◆ **Anweisung**: Setze den Text über Jérôme Boateng im Anschluss an seinen letzten Satz fort.

◆ **Textausschnitt**:
|---|

Was tänzerische Einlagen angeht, machen Jérôme Boateng nicht viele Fußballer etwas vor. 2015 zum Beispiel, der FC Bayern hatte gerade 6:1 gegen den FC Porto gewonnen, ließ sich der Innenverteidiger dabei filmen, wie er gemeinsam mit Rafinha in der Kabine tanzte. Boateng demonstrierte dabei, dass man auch in Badelatschen und eingewickelt in ein Handtuch eine gute Figur machen kann, vorausgesetzt, man hat den entsprechenden Hüftschwung. Für die Feierlichkeiten einer Fußballmannschaft kann es also kaum einen wichtigeren Teilnehmer geben als Boateng mit all seiner Coolness und Lockerheit.

Wenn Deutschlands oberster Fußballtänzer sich bei einer Feierlichkeit jedoch zurückhält, fällt dies umso mehr auf.

Am Samstag verließ Boateng als erster Münchner den Rasen des Olympiastadions in Berlin, und zwar: im Sprint. Seine Mitspieler feierten, und Boateng verschwand. Es waren zum Saisonfinale Bilder, die denen von der Meisterfeier in der Woche zuvor ähnelten, als Boateng erstaunlich emotionslos geblieben war; bei der anschließenden Party im Abend hatte er gefehlt (beim Pokalsieger-Bankett war er dabei). Die Bilder von Boateng in Berlin waren aber auch die passenden zu seiner Saison.

|---|

◆ **Bereitgestelltes Material**:
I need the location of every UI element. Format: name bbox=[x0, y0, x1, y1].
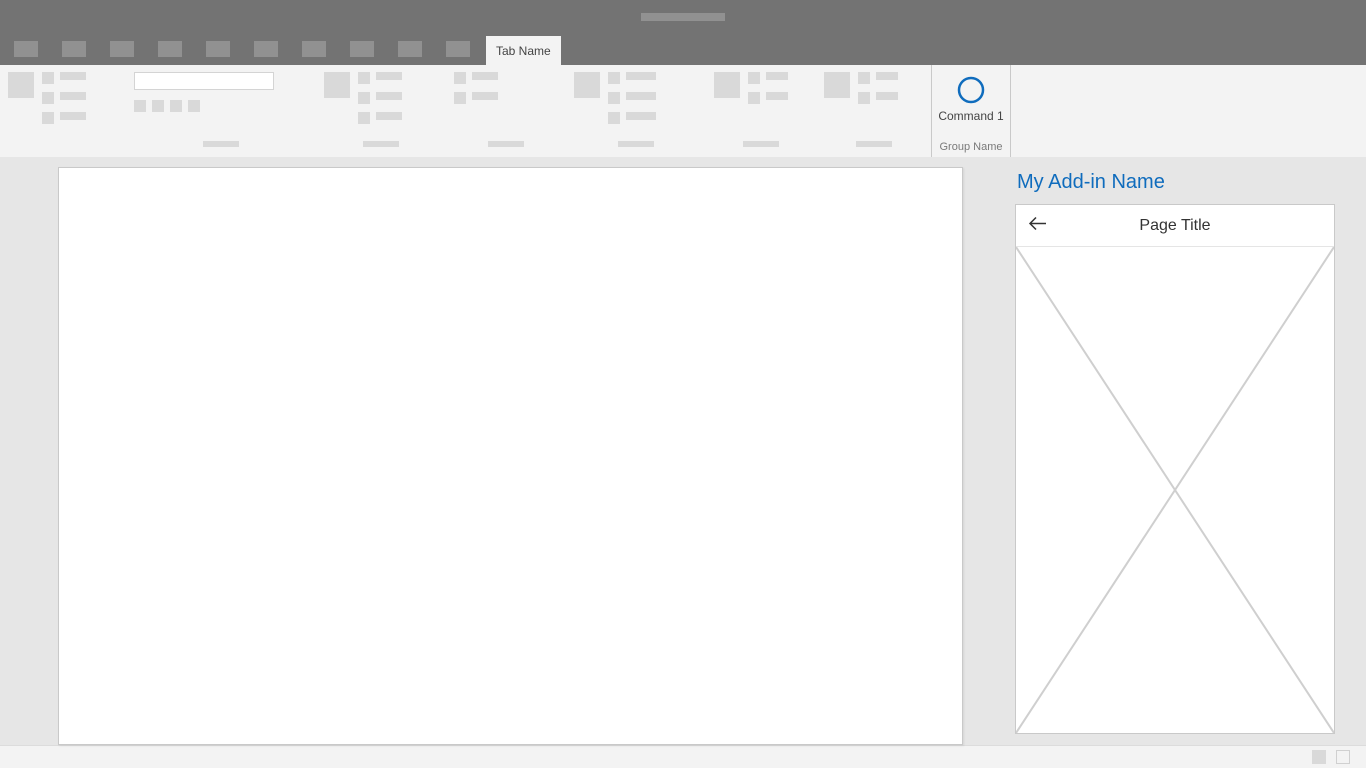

|---|

◆ **Ergebnis**:
Im Sommer wollte Boateng nach Paris wechseln - er musste bleiben. In der Hinrunde spielte Boateng wie viele andere deutsche Nationalspieler so unbeständig wie schon lange nicht mehr. Im Winter veränderte Trainer Niko Kovac die Hierarchie, die Nummer eins in der Innenverteidigung ist seitdem Niklas Süle, die Nummer zwei Mats Hummels. Boateng ist nur noch der dritte Mann für die Abwehrmitte. Im März teilte ihm Bundestrainer Joachim Löw mit, dass er nicht mehr mit ihm plane.

Insgesamt spielte der enorm ehrgeizige Boateng in dieser Saison wettbewerbsübergreifend nur in 28 Spielen mit, obwohl er nie ernsthaft verletzt war. Im Sommer wird Boateng den Klub wohl verlassen, zuletzt war über ein Angebot von Inter Mailand spekuliert worden. "Ich würde ihm empfehlen, den Verein zu verlassen, er wirkt wie ein Fremdkörper. Als Freund würde ich ihm empfehlen, sich eine neue Herausforderung zu suchen", sagte am Sonntag Präsident Uli Hoeneß, der nicht unbedingt als Freund von Boateng bekannt ist.

Die Bilder aus Berlin waren also genau die passenden, weil sie die letzten in einer Saison waren, in der der großartige Tänzer und übrigens auch Fußballer Jérôme Boateng immer weiter verschwand.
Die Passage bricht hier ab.